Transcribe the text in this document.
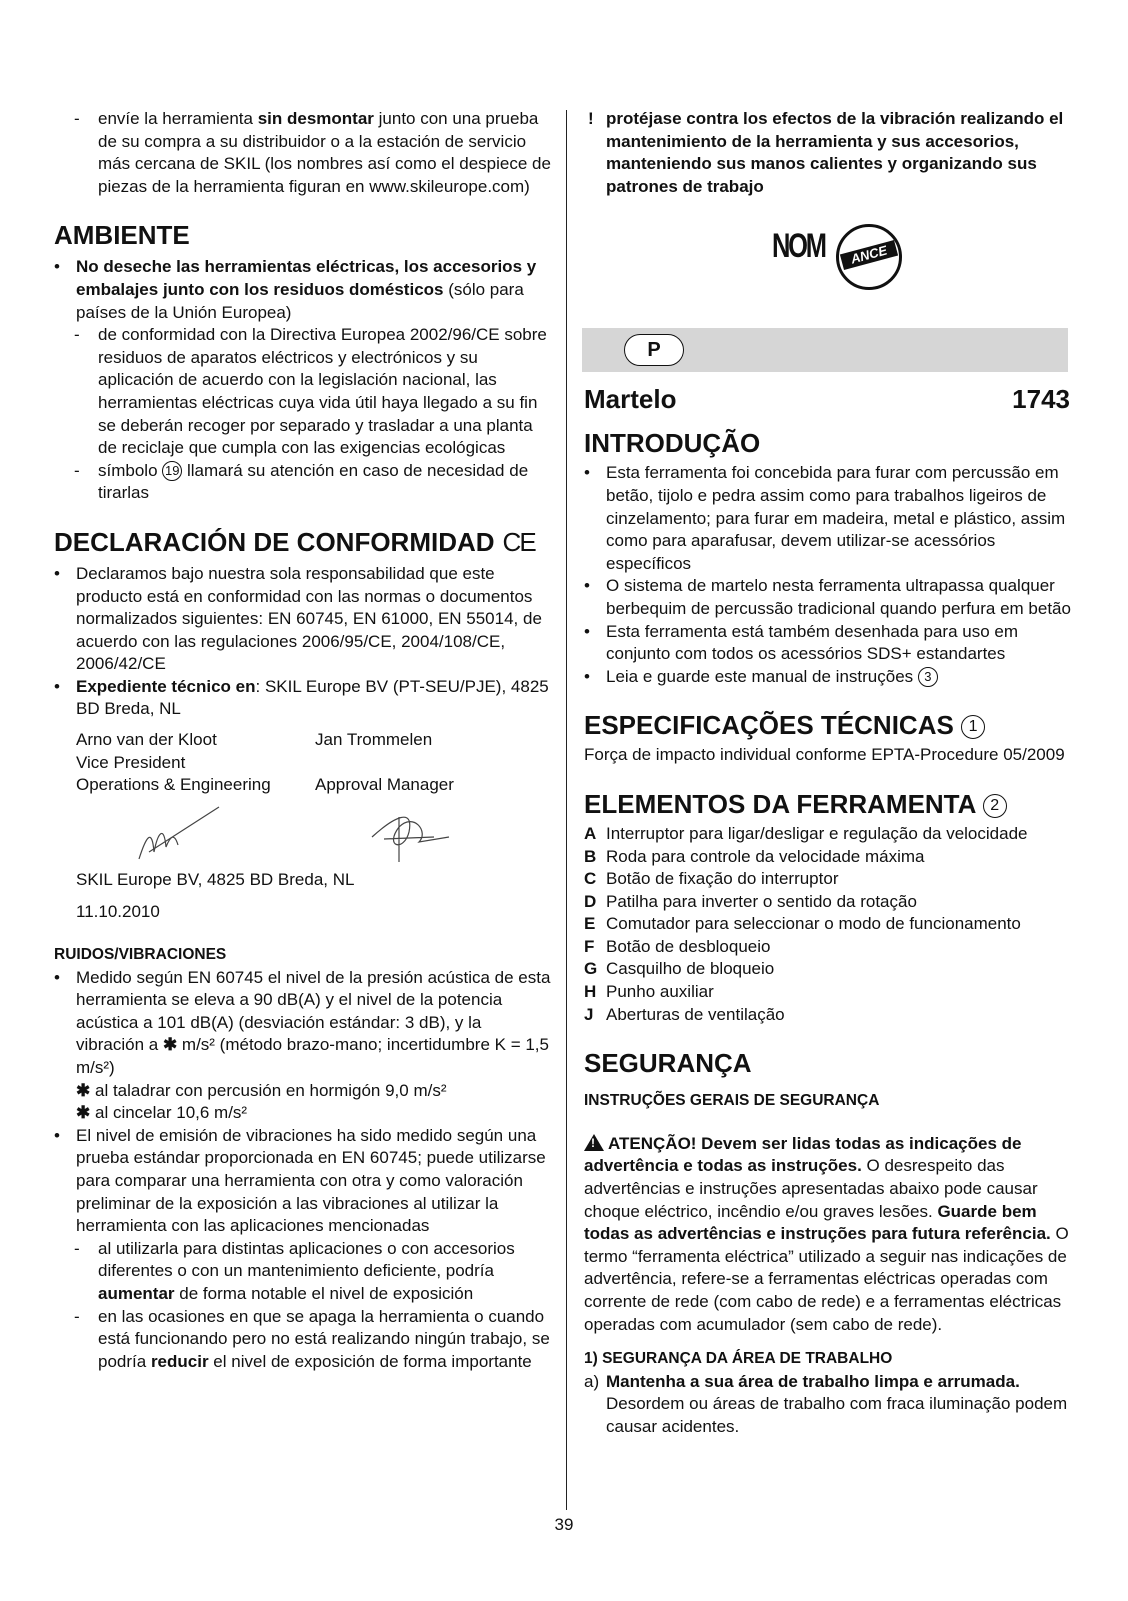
- envíe la herramienta sin desmontar junto con una prueba de su compra a su distribuidor o a la estación de servicio más cercana de SKIL (los nombres así como el despiece de piezas de la herramienta figuran en www.skileurope.com)
AMBIENTE
• No deseche las herramientas eléctricas, los accesorios y embalajes junto con los residuos domésticos (sólo para países de la Unión Europea)
- de conformidad con la Directiva Europea 2002/96/CE sobre residuos de aparatos eléctricos y electrónicos y su aplicación de acuerdo con la legislación nacional, las herramientas eléctricas cuya vida útil haya llegado a su fin se deberán recoger por separado y trasladar a una planta de reciclaje que cumpla con las exigencias ecológicas
- símbolo 19 llamará su atención en caso de necesidad de tirarlas
DECLARACIÓN DE CONFORMIDAD CE
• Declaramos bajo nuestra sola responsabilidad que este producto está en conformidad con las normas o documentos normalizados siguientes: EN 60745, EN 61000, EN 55014, de acuerdo con las regulaciones 2006/95/CE, 2004/108/CE, 2006/42/CE
• Expediente técnico en: SKIL Europe BV (PT-SEU/PJE), 4825 BD Breda, NL
Arno van der Kloot
Vice President
Operations & Engineering
Jan Trommelen

Approval Manager
SKIL Europe BV, 4825 BD Breda, NL
11.10.2010
RUIDOS/VIBRACIONES
• Medido según EN 60745 el nivel de la presión acústica de esta herramienta se eleva a 90 dB(A) y el nivel de la potencia acústica a 101 dB(A) (desviación estándar: 3 dB), y la vibración a ✱ m/s² (método brazo-mano; incertidumbre K = 1,5 m/s²)
✱ al taladrar con percusión en hormigón 9,0 m/s²
✱ al cincelar 10,6 m/s²
• El nivel de emisión de vibraciones ha sido medido según una prueba estándar proporcionada en EN 60745; puede utilizarse para comparar una herramienta con otra y como valoración preliminar de la exposición a las vibraciones al utilizar la herramienta con las aplicaciones mencionadas
- al utilizarla para distintas aplicaciones o con accesorios diferentes o con un mantenimiento deficiente, podría aumentar de forma notable el nivel de exposición
- en las ocasiones en que se apaga la herramienta o cuando está funcionando pero no está realizando ningún trabajo, se podría reducir el nivel de exposición de forma importante
! protéjase contra los efectos de la vibración realizando el mantenimiento de la herramienta y sus accesorios, manteniendo sus manos calientes y organizando sus patrones de trabajo
NOM	ANCE
P
Martelo	1743
INTRODUÇÃO
• Esta ferramenta foi concebida para furar com percussão em betão, tijolo e pedra assim como para trabalhos ligeiros de cinzelamento; para furar em madeira, metal e plástico, assim como para aparafusar, devem utilizar-se acessórios específicos
• O sistema de martelo nesta ferramenta ultrapassa qualquer berbequim de percussão tradicional quando perfura em betão
• Esta ferramenta está também desenhada para uso em conjunto com todos os acessórios SDS+ estandartes
• Leia e guarde este manual de instruções 3
ESPECIFICAÇÕES TÉCNICAS 1
Força de impacto individual conforme EPTA-Procedure 05/2009
ELEMENTOS DA FERRAMENTA 2
A Interruptor para ligar/desligar e regulação da velocidade
B Roda para controle da velocidade máxima
C Botão de fixação do interruptor
D Patilha para inverter o sentido da rotação
E Comutador para seleccionar o modo de funcionamento
F Botão de desbloqueio
G Casquilho de bloqueio
H Punho auxiliar
J Aberturas de ventilação
SEGURANÇA
INSTRUÇÕES GERAIS DE SEGURANÇA
!ATENÇÃO! Devem ser lidas todas as indicações de advertência e todas as instruções. O desrespeito das advertências e instruções apresentadas abaixo pode causar choque eléctrico, incêndio e/ou graves lesões. Guarde bem todas as advertências e instruções para futura referência. O termo “ferramenta eléctrica” utilizado a seguir nas indicações de advertência, refere-se a ferramentas eléctricas operadas com corrente de rede (com cabo de rede) e a ferramentas eléctricas operadas com acumulador (sem cabo de rede).
1) SEGURANÇA DA ÁREA DE TRABALHO
a) Mantenha a sua área de trabalho limpa e arrumada. Desordem ou áreas de trabalho com fraca iluminação podem causar acidentes.
39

> Stated exercise
All entries must be written out again exactly as given, with no pictures in the copy.

> Solution to this exercise
Transcribe the text in this document.
- envíe la herramienta sin desmontar junto con una prueba de su compra a su distribuidor o a la estación de servicio más cercana de SKIL (los nombres así como el despiece de piezas de la herramienta figuran en www.skileurope.com)
AMBIENTE
• No deseche las herramientas eléctricas, los accesorios y embalajes junto con los residuos domésticos (sólo para países de la Unión Europea)
- de conformidad con la Directiva Europea 2002/96/CE sobre residuos de aparatos eléctricos y electrónicos y su aplicación de acuerdo con la legislación nacional, las herramientas eléctricas cuya vida útil haya llegado a su fin se deberán recoger por separado y trasladar a una planta de reciclaje que cumpla con las exigencias ecológicas
- símbolo 19 llamará su atención en caso de necesidad de tirarlas
DECLARACIÓN DE CONFORMIDAD CE
• Declaramos bajo nuestra sola responsabilidad que este producto está en conformidad con las normas o documentos normalizados siguientes: EN 60745, EN 61000, EN 55014, de acuerdo con las regulaciones 2006/95/CE, 2004/108/CE, 2006/42/CE
• Expediente técnico en: SKIL Europe BV (PT-SEU/PJE), 4825 BD Breda, NL
Arno van der Kloot
Vice President
Operations & Engineering
Jan Trommelen

Approval Manager
SKIL Europe BV, 4825 BD Breda, NL
11.10.2010
RUIDOS/VIBRACIONES
• Medido según EN 60745 el nivel de la presión acústica de esta herramienta se eleva a 90 dB(A) y el nivel de la potencia acústica a 101 dB(A) (desviación estándar: 3 dB), y la vibración a ✱ m/s² (método brazo-mano; incertidumbre K = 1,5 m/s²)
✱ al taladrar con percusión en hormigón 9,0 m/s²
✱ al cincelar 10,6 m/s²
• El nivel de emisión de vibraciones ha sido medido según una prueba estándar proporcionada en EN 60745; puede utilizarse para comparar una herramienta con otra y como valoración preliminar de la exposición a las vibraciones al utilizar la herramienta con las aplicaciones mencionadas
- al utilizarla para distintas aplicaciones o con accesorios diferentes o con un mantenimiento deficiente, podría aumentar de forma notable el nivel de exposición
- en las ocasiones en que se apaga la herramienta o cuando está funcionando pero no está realizando ningún trabajo, se podría reducir el nivel de exposición de forma importante
! protéjase contra los efectos de la vibración realizando el mantenimiento de la herramienta y sus accesorios, manteniendo sus manos calientes y organizando sus patrones de trabajo
NOM	ANCE
P
Martelo	1743
INTRODUÇÃO
• Esta ferramenta foi concebida para furar com percussão em betão, tijolo e pedra assim como para trabalhos ligeiros de cinzelamento; para furar em madeira, metal e plástico, assim como para aparafusar, devem utilizar-se acessórios específicos
• O sistema de martelo nesta ferramenta ultrapassa qualquer berbequim de percussão tradicional quando perfura em betão
• Esta ferramenta está também desenhada para uso em conjunto com todos os acessórios SDS+ estandartes
• Leia e guarde este manual de instruções 3
ESPECIFICAÇÕES TÉCNICAS 1
Força de impacto individual conforme EPTA-Procedure 05/2009
ELEMENTOS DA FERRAMENTA 2
A Interruptor para ligar/desligar e regulação da velocidade
B Roda para controle da velocidade máxima
C Botão de fixação do interruptor
D Patilha para inverter o sentido da rotação
E Comutador para seleccionar o modo de funcionamento
F Botão de desbloqueio
G Casquilho de bloqueio
H Punho auxiliar
J Aberturas de ventilação
SEGURANÇA
INSTRUÇÕES GERAIS DE SEGURANÇA
!ATENÇÃO! Devem ser lidas todas as indicações de advertência e todas as instruções. O desrespeito das advertências e instruções apresentadas abaixo pode causar choque eléctrico, incêndio e/ou graves lesões. Guarde bem todas as advertências e instruções para futura referência. O termo “ferramenta eléctrica” utilizado a seguir nas indicações de advertência, refere-se a ferramentas eléctricas operadas com corrente de rede (com cabo de rede) e a ferramentas eléctricas operadas com acumulador (sem cabo de rede).
1) SEGURANÇA DA ÁREA DE TRABALHO
a) Mantenha a sua área de trabalho limpa e arrumada. Desordem ou áreas de trabalho com fraca iluminação podem causar acidentes.
39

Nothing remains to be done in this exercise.